[Dataset items]

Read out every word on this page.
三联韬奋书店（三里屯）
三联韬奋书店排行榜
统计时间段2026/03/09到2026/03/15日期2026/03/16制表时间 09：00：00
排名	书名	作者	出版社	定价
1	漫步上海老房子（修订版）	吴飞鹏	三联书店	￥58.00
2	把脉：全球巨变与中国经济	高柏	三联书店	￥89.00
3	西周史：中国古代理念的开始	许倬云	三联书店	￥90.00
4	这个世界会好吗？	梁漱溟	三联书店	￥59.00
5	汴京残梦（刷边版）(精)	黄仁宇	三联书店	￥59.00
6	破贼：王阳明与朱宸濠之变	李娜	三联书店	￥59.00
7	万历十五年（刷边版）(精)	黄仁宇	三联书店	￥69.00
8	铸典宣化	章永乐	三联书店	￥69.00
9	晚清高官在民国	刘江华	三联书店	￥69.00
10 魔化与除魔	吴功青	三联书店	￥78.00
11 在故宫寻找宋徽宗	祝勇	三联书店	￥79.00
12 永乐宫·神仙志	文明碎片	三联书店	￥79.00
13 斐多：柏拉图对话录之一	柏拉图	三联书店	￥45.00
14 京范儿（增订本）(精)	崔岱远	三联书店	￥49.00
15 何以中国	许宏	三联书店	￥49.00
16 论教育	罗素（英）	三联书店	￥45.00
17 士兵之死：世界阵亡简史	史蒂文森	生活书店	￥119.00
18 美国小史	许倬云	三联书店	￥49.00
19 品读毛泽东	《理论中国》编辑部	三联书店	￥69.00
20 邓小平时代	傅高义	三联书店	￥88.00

■ WHAT YOU NEED TO DO: Please reproduce the entire listing, exactly as shown.

■ REPLY:
Read out every word on this page.
三联韬奋书店（三里屯）
三联韬奋书店排行榜
统计时间段2026/03/09到2026/03/15日期2026/03/16制表时间 09：00：00
排名	书名	作者	出版社	定价
1	漫步上海老房子（修订版）	吴飞鹏	三联书店	￥58.00
2	把脉：全球巨变与中国经济	高柏	三联书店	￥89.00
3	西周史：中国古代理念的开始	许倬云	三联书店	￥90.00
4	这个世界会好吗？	梁漱溟	三联书店	￥59.00
5	汴京残梦（刷边版）(精)	黄仁宇	三联书店	￥59.00
6	破贼：王阳明与朱宸濠之变	李娜	三联书店	￥59.00
7	万历十五年（刷边版）(精)	黄仁宇	三联书店	￥69.00
8	铸典宣化	章永乐	三联书店	￥69.00
9	晚清高官在民国	刘江华	三联书店	￥69.00
10 魔化与除魔	吴功青	三联书店	￥78.00
11 在故宫寻找宋徽宗	祝勇	三联书店	￥79.00
12 永乐宫·神仙志	文明碎片	三联书店	￥79.00
13 斐多：柏拉图对话录之一	柏拉图	三联书店	￥45.00
14 京范儿（增订本）(精)	崔岱远	三联书店	￥49.00
15 何以中国	许宏	三联书店	￥49.00
16 论教育	罗素（英）	三联书店	￥45.00
17 士兵之死：世界阵亡简史	史蒂文森	生活书店	￥119.00
18 美国小史	许倬云	三联书店	￥49.00
19 品读毛泽东	《理论中国》编辑部	三联书店	￥69.00
20 邓小平时代	傅高义	三联书店	￥88.00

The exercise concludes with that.